Return only the number of lines holding the word "name".
=====
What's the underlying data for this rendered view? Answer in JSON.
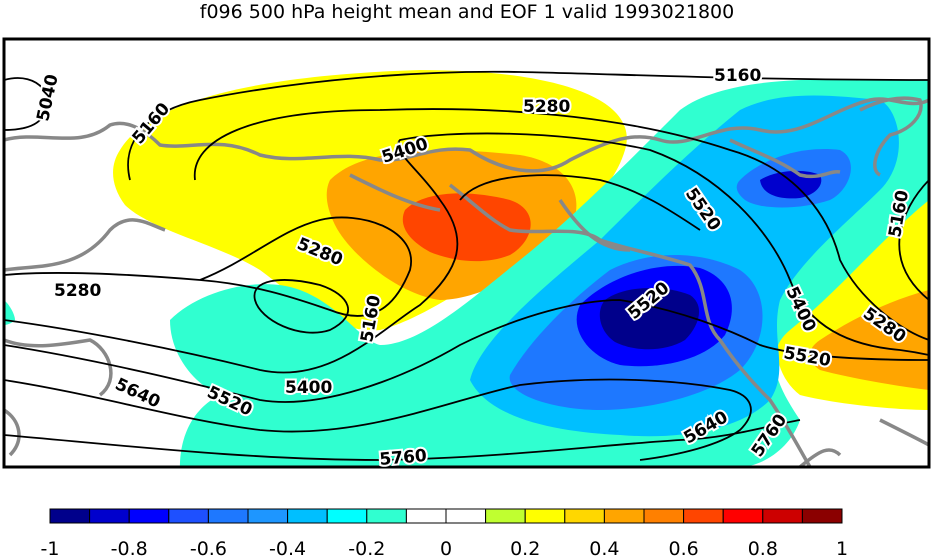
{
  "title": "f096 500 hPa height mean and EOF 1 valid 1993021800",
  "colorbar": {
    "colors": [
      "#00008b",
      "#0000cd",
      "#0000ff",
      "#1e50ff",
      "#1e78ff",
      "#1e96ff",
      "#00bfff",
      "#00ffff",
      "#30ffd0",
      "#ffffff",
      "#ffffff",
      "#c0ff30",
      "#ffff00",
      "#ffd700",
      "#ffa500",
      "#ff8000",
      "#ff4500",
      "#ff0000",
      "#cd0000",
      "#8b0000"
    ],
    "ticks": [
      "-1",
      "-0.8",
      "-0.6",
      "-0.4",
      "-0.2",
      "0",
      "0.2",
      "0.4",
      "0.6",
      "0.8",
      "1"
    ]
  },
  "contour_labels": {
    "c5040": "5040",
    "c5160": "5160",
    "c5280": "5280",
    "c5400": "5400",
    "c5520": "5520",
    "c5640": "5640",
    "c5760": "5760"
  }
}
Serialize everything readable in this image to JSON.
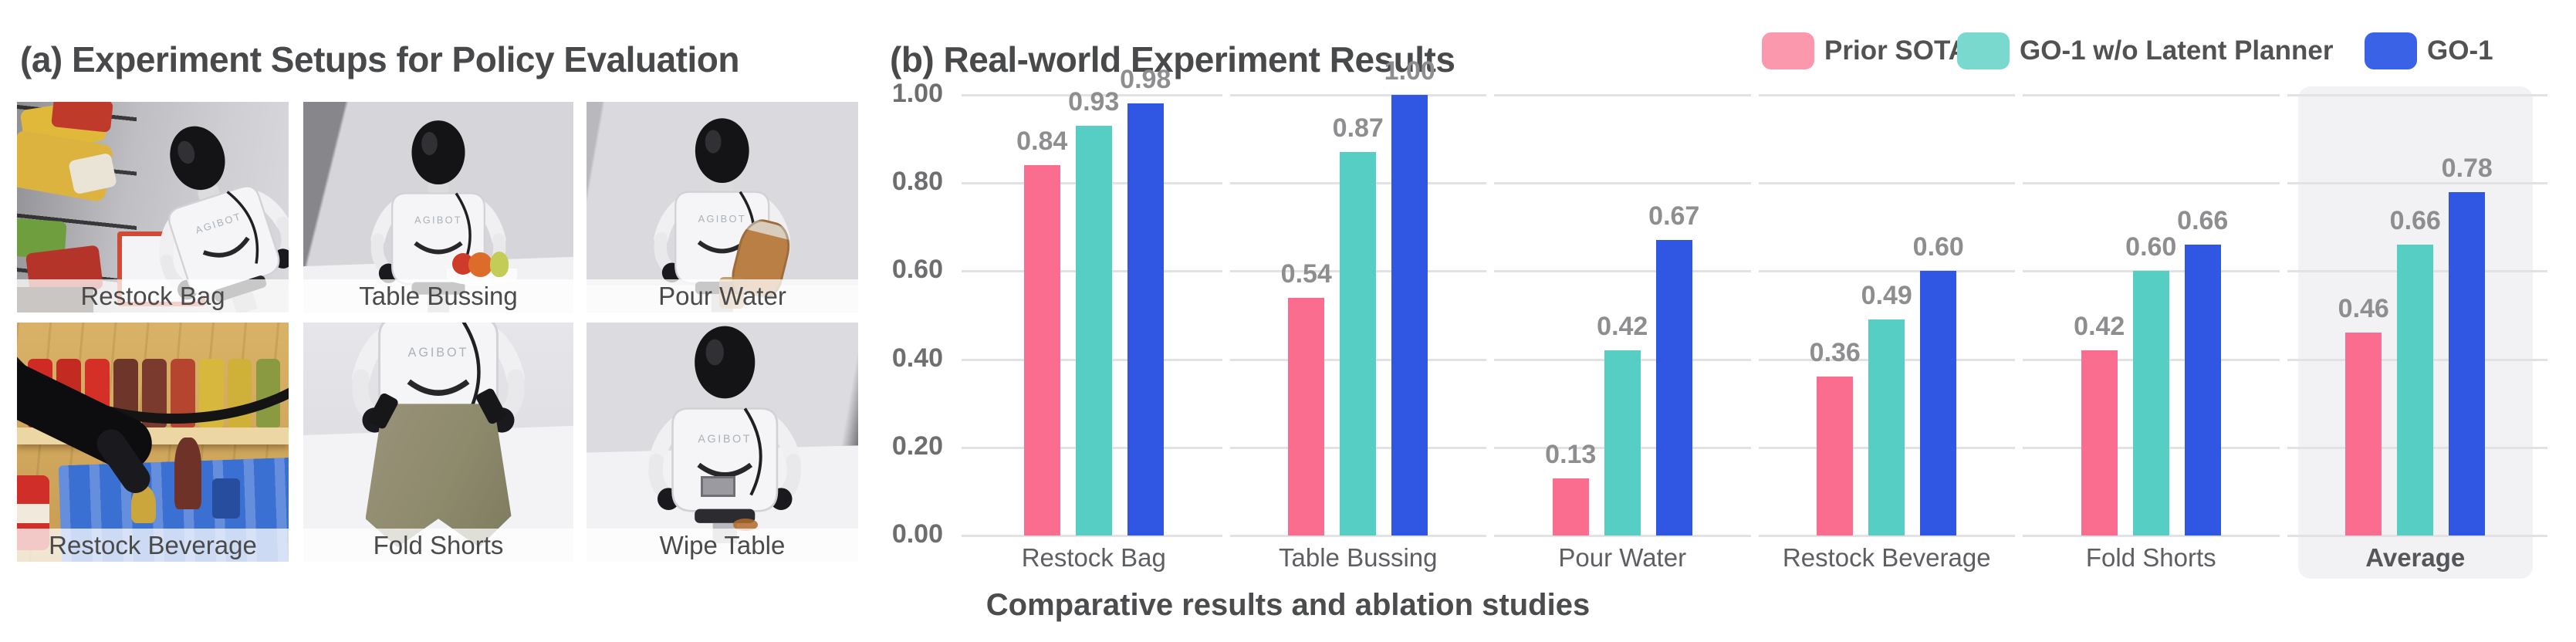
{
  "panel_a": {
    "title": "(a) Experiment Setups for Policy Evaluation",
    "robot_brand": "AGIBOT",
    "photos": [
      {
        "label": "Restock Bag"
      },
      {
        "label": "Table Bussing"
      },
      {
        "label": "Pour Water"
      },
      {
        "label": "Restock Beverage"
      },
      {
        "label": "Fold Shorts"
      },
      {
        "label": "Wipe Table"
      }
    ]
  },
  "panel_b": {
    "title": "(b) Real-world Experiment Results",
    "caption": "Comparative results and ablation studies",
    "legend": [
      {
        "label": "Prior SOTA",
        "color": "#FC98AE"
      },
      {
        "label": "GO-1 w/o Latent Planner",
        "color": "#7AD9CF"
      },
      {
        "label": "GO-1",
        "color": "#3A62E6"
      }
    ]
  },
  "chart_data": {
    "type": "bar",
    "title": "(b) Real-world Experiment Results",
    "caption": "Comparative results and ablation studies",
    "categories": [
      "Restock Bag",
      "Table Bussing",
      "Pour Water",
      "Restock Beverage",
      "Fold Shorts",
      "Average"
    ],
    "series": [
      {
        "name": "Prior SOTA",
        "color": "#FA6D8F",
        "values": [
          0.84,
          0.54,
          0.13,
          0.36,
          0.42,
          0.46
        ]
      },
      {
        "name": "GO-1 w/o Latent Planner",
        "color": "#57CEC3",
        "values": [
          0.93,
          0.87,
          0.42,
          0.49,
          0.6,
          0.66
        ]
      },
      {
        "name": "GO-1",
        "color": "#3057E3",
        "values": [
          0.98,
          1.0,
          0.67,
          0.6,
          0.66,
          0.78
        ]
      }
    ],
    "ylim": [
      0,
      1.0
    ],
    "y_ticks": [
      "0.00",
      "0.20",
      "0.40",
      "0.60",
      "0.80",
      "1.00"
    ],
    "grid": "horizontal-segmented-per-category",
    "legend_position": "top-right",
    "value_labels": true,
    "highlight_category": "Average"
  }
}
=====
§ Right answer
3